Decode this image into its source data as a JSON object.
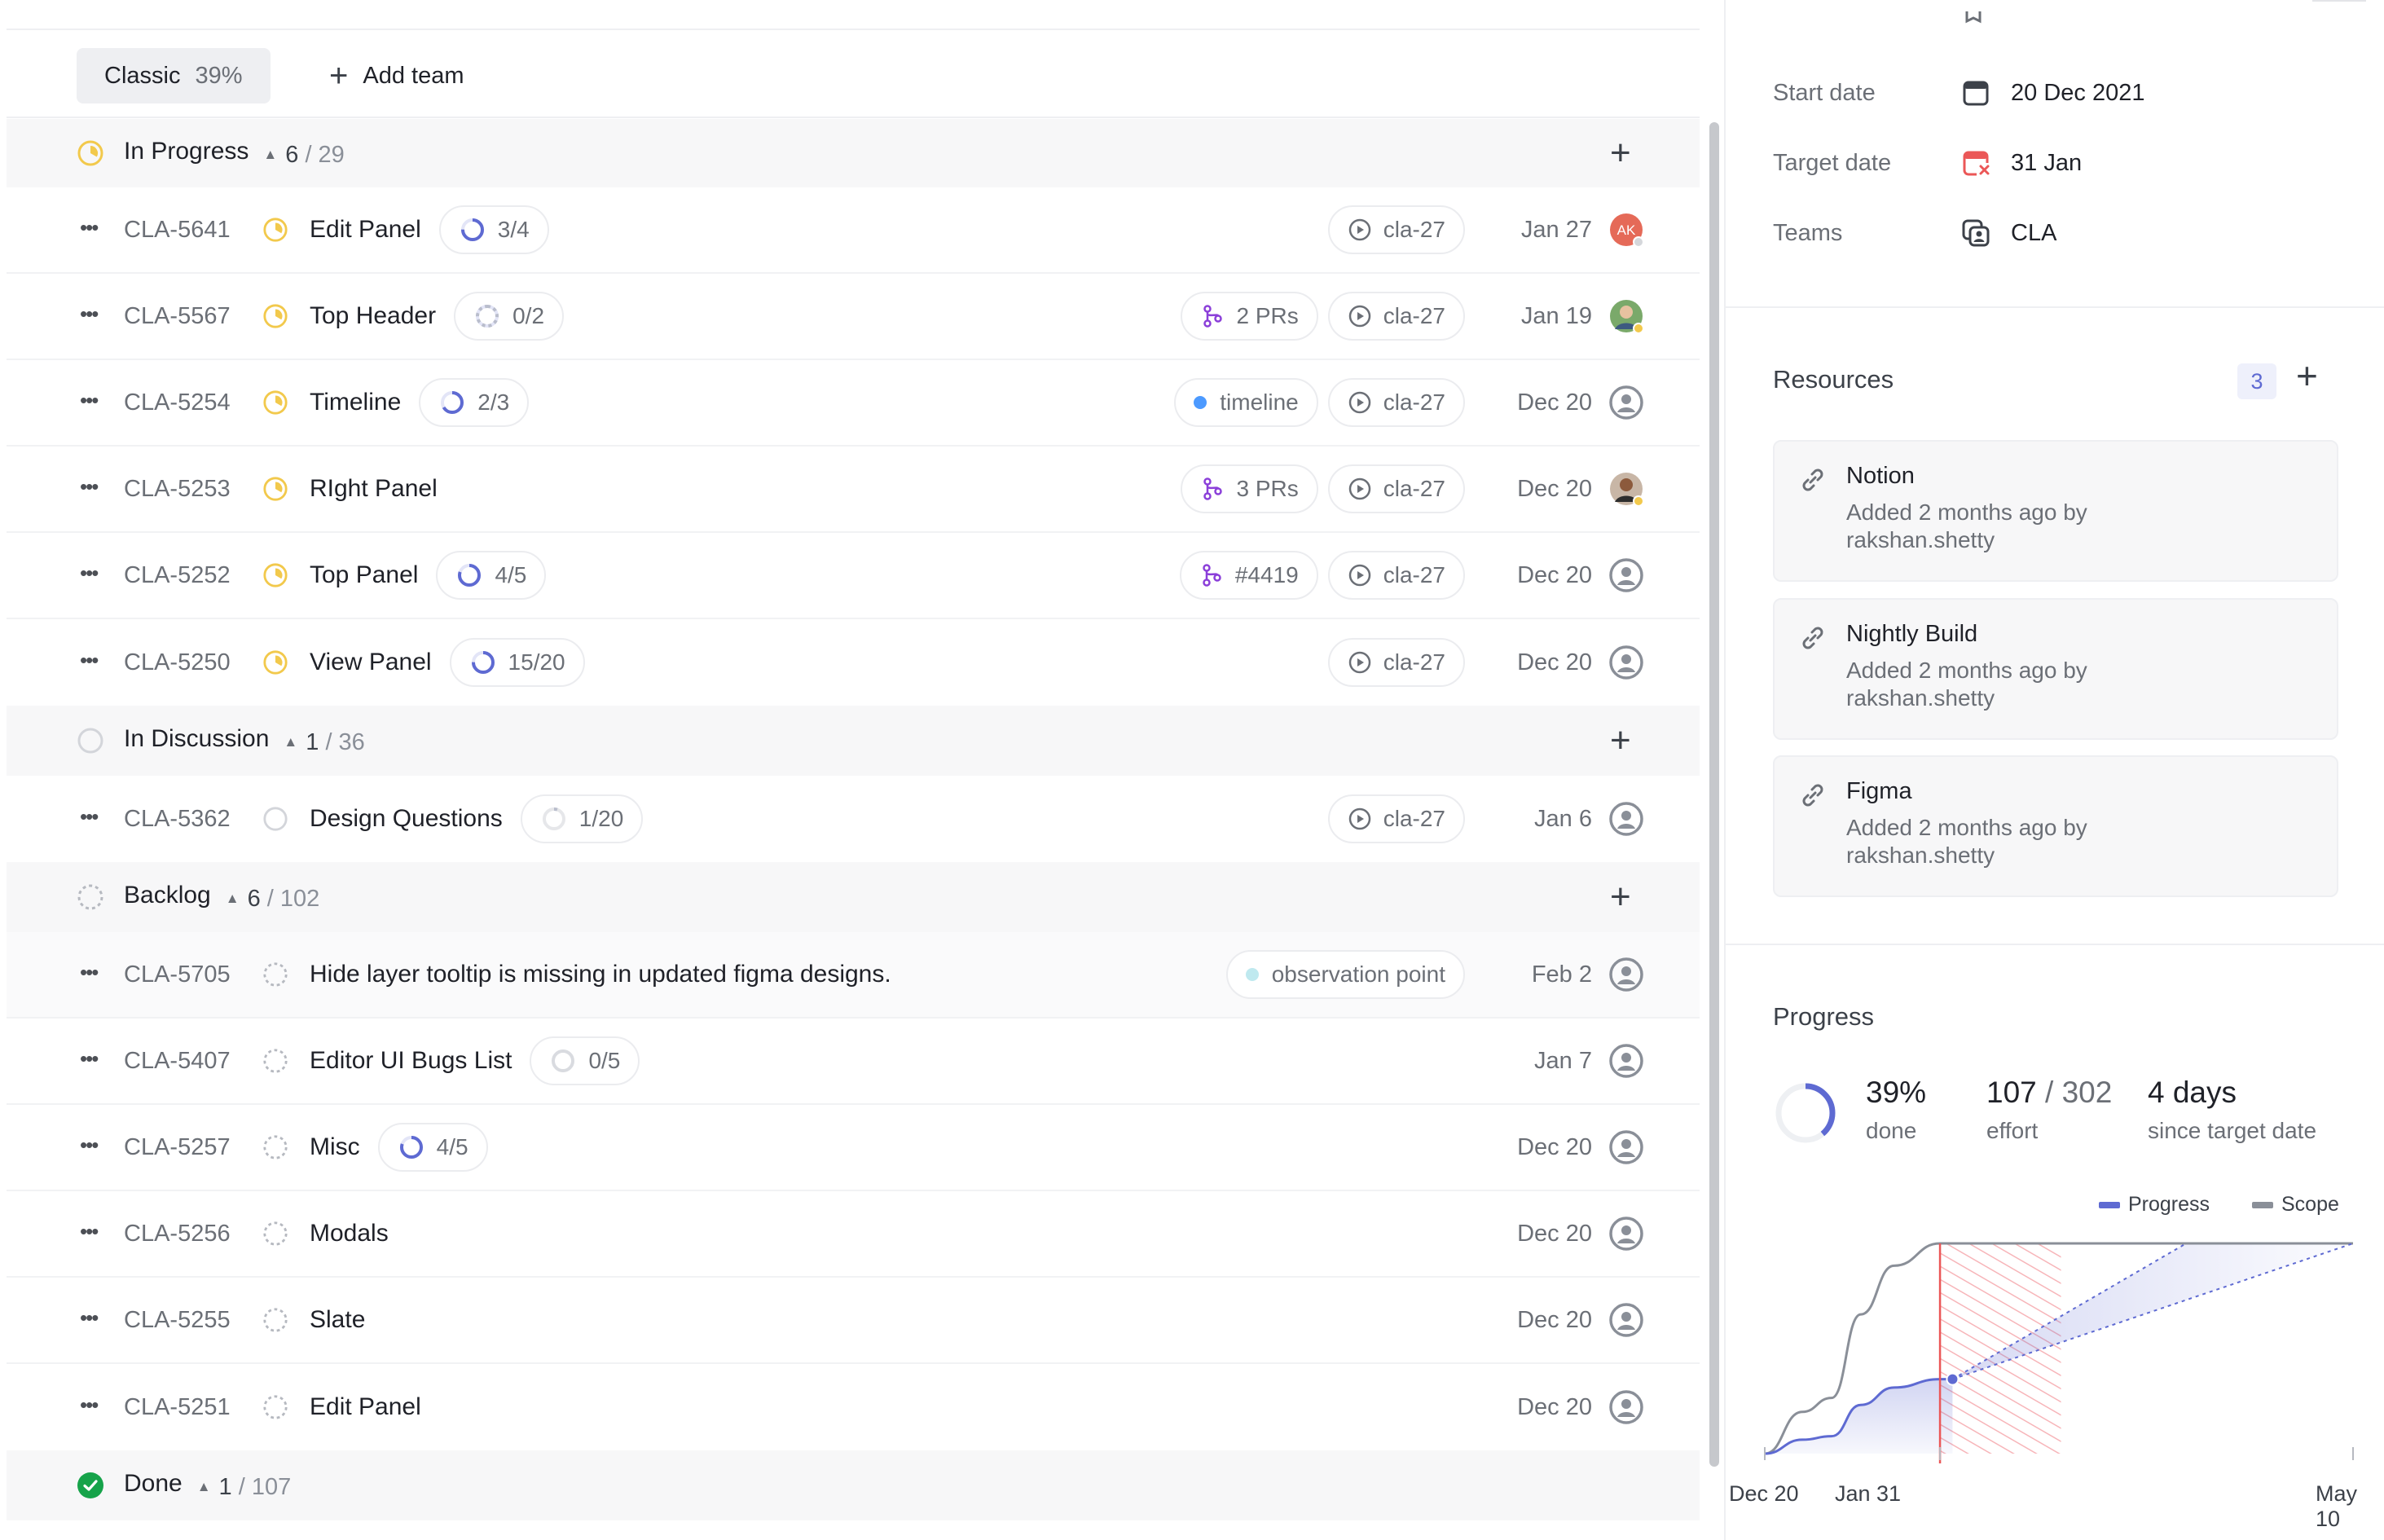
{
  "view_tab": {
    "label": "Classic",
    "percent": "39%"
  },
  "add_team_label": "Add team",
  "sections": [
    {
      "label": "In Progress",
      "count": "6",
      "total": "/ 29"
    },
    {
      "label": "In Discussion",
      "count": "1",
      "total": "/ 36"
    },
    {
      "label": "Backlog",
      "count": "6",
      "total": "/ 102"
    },
    {
      "label": "Done",
      "count": "1",
      "total": "/ 107"
    }
  ],
  "issues": [
    {
      "id": "CLA-5641",
      "title": "Edit Panel",
      "subtasks": "3/4",
      "pr": "",
      "label": "",
      "cycle": "cla-27",
      "date": "Jan 27",
      "avatar": "AK"
    },
    {
      "id": "CLA-5567",
      "title": "Top Header",
      "subtasks": "0/2",
      "pr": "2 PRs",
      "label": "",
      "cycle": "cla-27",
      "date": "Jan 19",
      "avatar": ""
    },
    {
      "id": "CLA-5254",
      "title": "Timeline",
      "subtasks": "2/3",
      "pr": "",
      "label": "timeline",
      "cycle": "cla-27",
      "date": "Dec 20",
      "avatar": ""
    },
    {
      "id": "CLA-5253",
      "title": "RIght Panel",
      "subtasks": "",
      "pr": "3 PRs",
      "label": "",
      "cycle": "cla-27",
      "date": "Dec 20",
      "avatar": ""
    },
    {
      "id": "CLA-5252",
      "title": "Top Panel",
      "subtasks": "4/5",
      "pr": "#4419",
      "label": "",
      "cycle": "cla-27",
      "date": "Dec 20",
      "avatar": ""
    },
    {
      "id": "CLA-5250",
      "title": "View Panel",
      "subtasks": "15/20",
      "pr": "",
      "label": "",
      "cycle": "cla-27",
      "date": "Dec 20",
      "avatar": ""
    },
    {
      "id": "CLA-5362",
      "title": "Design Questions",
      "subtasks": "1/20",
      "pr": "",
      "label": "",
      "cycle": "cla-27",
      "date": "Jan 6",
      "avatar": ""
    },
    {
      "id": "CLA-5705",
      "title": "Hide layer tooltip is missing in updated figma designs.",
      "subtasks": "",
      "pr": "",
      "label": "observation point",
      "cycle": "",
      "date": "Feb 2",
      "avatar": ""
    },
    {
      "id": "CLA-5407",
      "title": "Editor UI Bugs List",
      "subtasks": "0/5",
      "pr": "",
      "label": "",
      "cycle": "",
      "date": "Jan 7",
      "avatar": ""
    },
    {
      "id": "CLA-5257",
      "title": "Misc",
      "subtasks": "4/5",
      "pr": "",
      "label": "",
      "cycle": "",
      "date": "Dec 20",
      "avatar": ""
    },
    {
      "id": "CLA-5256",
      "title": "Modals",
      "subtasks": "",
      "pr": "",
      "label": "",
      "cycle": "",
      "date": "Dec 20",
      "avatar": ""
    },
    {
      "id": "CLA-5255",
      "title": "Slate",
      "subtasks": "",
      "pr": "",
      "label": "",
      "cycle": "",
      "date": "Dec 20",
      "avatar": ""
    },
    {
      "id": "CLA-5251",
      "title": "Edit Panel",
      "subtasks": "",
      "pr": "",
      "label": "",
      "cycle": "",
      "date": "Dec 20",
      "avatar": ""
    }
  ],
  "properties": [
    {
      "label": "Start date",
      "value": "20 Dec 2021"
    },
    {
      "label": "Target date",
      "value": "31 Jan"
    },
    {
      "label": "Teams",
      "value": "CLA"
    }
  ],
  "resources": {
    "title": "Resources",
    "count": "3",
    "items": [
      {
        "name": "Notion",
        "meta": "Added 2 months ago by rakshan.shetty"
      },
      {
        "name": "Nightly Build",
        "meta": "Added 2 months ago by rakshan.shetty"
      },
      {
        "name": "Figma",
        "meta": "Added 2 months ago by rakshan.shetty"
      }
    ]
  },
  "progress": {
    "title": "Progress",
    "done_value": "39%",
    "done_label": "done",
    "effort_value": "107",
    "effort_total": "/ 302",
    "effort_label": "effort",
    "days_value": "4 days",
    "days_label": "since target date"
  },
  "colors": {
    "accent": "#5e6ad2",
    "in_progress": "#f2c94c",
    "done": "#16a34a",
    "target_overdue": "#eb5757",
    "pr": "#8b3fd9",
    "label_timeline": "#4c9aff",
    "label_observation": "#bfe9ef"
  },
  "chart_data": {
    "type": "line",
    "x_ticks": [
      "Dec 20",
      "Jan 31",
      "May 10"
    ],
    "legend": [
      "Progress",
      "Scope"
    ],
    "series": [
      {
        "name": "Scope",
        "points": [
          [
            "Dec 20",
            0
          ],
          [
            "Dec 29",
            60
          ],
          [
            "Jan 5",
            80
          ],
          [
            "Jan 12",
            200
          ],
          [
            "Jan 20",
            270
          ],
          [
            "Jan 31",
            302
          ],
          [
            "May 10",
            302
          ]
        ]
      },
      {
        "name": "Progress",
        "points": [
          [
            "Dec 20",
            0
          ],
          [
            "Dec 29",
            20
          ],
          [
            "Jan 5",
            25
          ],
          [
            "Jan 12",
            70
          ],
          [
            "Jan 20",
            95
          ],
          [
            "Jan 31",
            107
          ],
          [
            "Feb 3",
            107
          ]
        ]
      }
    ],
    "ylim": [
      0,
      302
    ]
  }
}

WHAT IS ASKED:
Quote all the lines above exactly as given. Do not include the pictures.

SOLVED EXERCISE:
Decode this image into its source data as a JSON object.
{
  "view_tab": {
    "label": "Classic",
    "percent": "39%"
  },
  "add_team_label": "Add team",
  "sections": [
    {
      "label": "In Progress",
      "count": "6",
      "total": "/ 29"
    },
    {
      "label": "In Discussion",
      "count": "1",
      "total": "/ 36"
    },
    {
      "label": "Backlog",
      "count": "6",
      "total": "/ 102"
    },
    {
      "label": "Done",
      "count": "1",
      "total": "/ 107"
    }
  ],
  "issues": [
    {
      "id": "CLA-5641",
      "title": "Edit Panel",
      "subtasks": "3/4",
      "pr": "",
      "label": "",
      "cycle": "cla-27",
      "date": "Jan 27",
      "avatar": "AK"
    },
    {
      "id": "CLA-5567",
      "title": "Top Header",
      "subtasks": "0/2",
      "pr": "2 PRs",
      "label": "",
      "cycle": "cla-27",
      "date": "Jan 19",
      "avatar": ""
    },
    {
      "id": "CLA-5254",
      "title": "Timeline",
      "subtasks": "2/3",
      "pr": "",
      "label": "timeline",
      "cycle": "cla-27",
      "date": "Dec 20",
      "avatar": ""
    },
    {
      "id": "CLA-5253",
      "title": "RIght Panel",
      "subtasks": "",
      "pr": "3 PRs",
      "label": "",
      "cycle": "cla-27",
      "date": "Dec 20",
      "avatar": ""
    },
    {
      "id": "CLA-5252",
      "title": "Top Panel",
      "subtasks": "4/5",
      "pr": "#4419",
      "label": "",
      "cycle": "cla-27",
      "date": "Dec 20",
      "avatar": ""
    },
    {
      "id": "CLA-5250",
      "title": "View Panel",
      "subtasks": "15/20",
      "pr": "",
      "label": "",
      "cycle": "cla-27",
      "date": "Dec 20",
      "avatar": ""
    },
    {
      "id": "CLA-5362",
      "title": "Design Questions",
      "subtasks": "1/20",
      "pr": "",
      "label": "",
      "cycle": "cla-27",
      "date": "Jan 6",
      "avatar": ""
    },
    {
      "id": "CLA-5705",
      "title": "Hide layer tooltip is missing in updated figma designs.",
      "subtasks": "",
      "pr": "",
      "label": "observation point",
      "cycle": "",
      "date": "Feb 2",
      "avatar": ""
    },
    {
      "id": "CLA-5407",
      "title": "Editor UI Bugs List",
      "subtasks": "0/5",
      "pr": "",
      "label": "",
      "cycle": "",
      "date": "Jan 7",
      "avatar": ""
    },
    {
      "id": "CLA-5257",
      "title": "Misc",
      "subtasks": "4/5",
      "pr": "",
      "label": "",
      "cycle": "",
      "date": "Dec 20",
      "avatar": ""
    },
    {
      "id": "CLA-5256",
      "title": "Modals",
      "subtasks": "",
      "pr": "",
      "label": "",
      "cycle": "",
      "date": "Dec 20",
      "avatar": ""
    },
    {
      "id": "CLA-5255",
      "title": "Slate",
      "subtasks": "",
      "pr": "",
      "label": "",
      "cycle": "",
      "date": "Dec 20",
      "avatar": ""
    },
    {
      "id": "CLA-5251",
      "title": "Edit Panel",
      "subtasks": "",
      "pr": "",
      "label": "",
      "cycle": "",
      "date": "Dec 20",
      "avatar": ""
    }
  ],
  "properties": [
    {
      "label": "Start date",
      "value": "20 Dec 2021"
    },
    {
      "label": "Target date",
      "value": "31 Jan"
    },
    {
      "label": "Teams",
      "value": "CLA"
    }
  ],
  "resources": {
    "title": "Resources",
    "count": "3",
    "items": [
      {
        "name": "Notion",
        "meta": "Added 2 months ago by rakshan.shetty"
      },
      {
        "name": "Nightly Build",
        "meta": "Added 2 months ago by rakshan.shetty"
      },
      {
        "name": "Figma",
        "meta": "Added 2 months ago by rakshan.shetty"
      }
    ]
  },
  "progress": {
    "title": "Progress",
    "done_value": "39%",
    "done_label": "done",
    "effort_value": "107",
    "effort_total": "/ 302",
    "effort_label": "effort",
    "days_value": "4 days",
    "days_label": "since target date"
  },
  "colors": {
    "accent": "#5e6ad2",
    "in_progress": "#f2c94c",
    "done": "#16a34a",
    "target_overdue": "#eb5757",
    "pr": "#8b3fd9",
    "label_timeline": "#4c9aff",
    "label_observation": "#bfe9ef"
  },
  "chart_data": {
    "type": "line",
    "x_ticks": [
      "Dec 20",
      "Jan 31",
      "May 10"
    ],
    "legend": [
      "Progress",
      "Scope"
    ],
    "series": [
      {
        "name": "Scope",
        "points": [
          [
            "Dec 20",
            0
          ],
          [
            "Dec 29",
            60
          ],
          [
            "Jan 5",
            80
          ],
          [
            "Jan 12",
            200
          ],
          [
            "Jan 20",
            270
          ],
          [
            "Jan 31",
            302
          ],
          [
            "May 10",
            302
          ]
        ]
      },
      {
        "name": "Progress",
        "points": [
          [
            "Dec 20",
            0
          ],
          [
            "Dec 29",
            20
          ],
          [
            "Jan 5",
            25
          ],
          [
            "Jan 12",
            70
          ],
          [
            "Jan 20",
            95
          ],
          [
            "Jan 31",
            107
          ],
          [
            "Feb 3",
            107
          ]
        ]
      }
    ],
    "ylim": [
      0,
      302
    ]
  }
}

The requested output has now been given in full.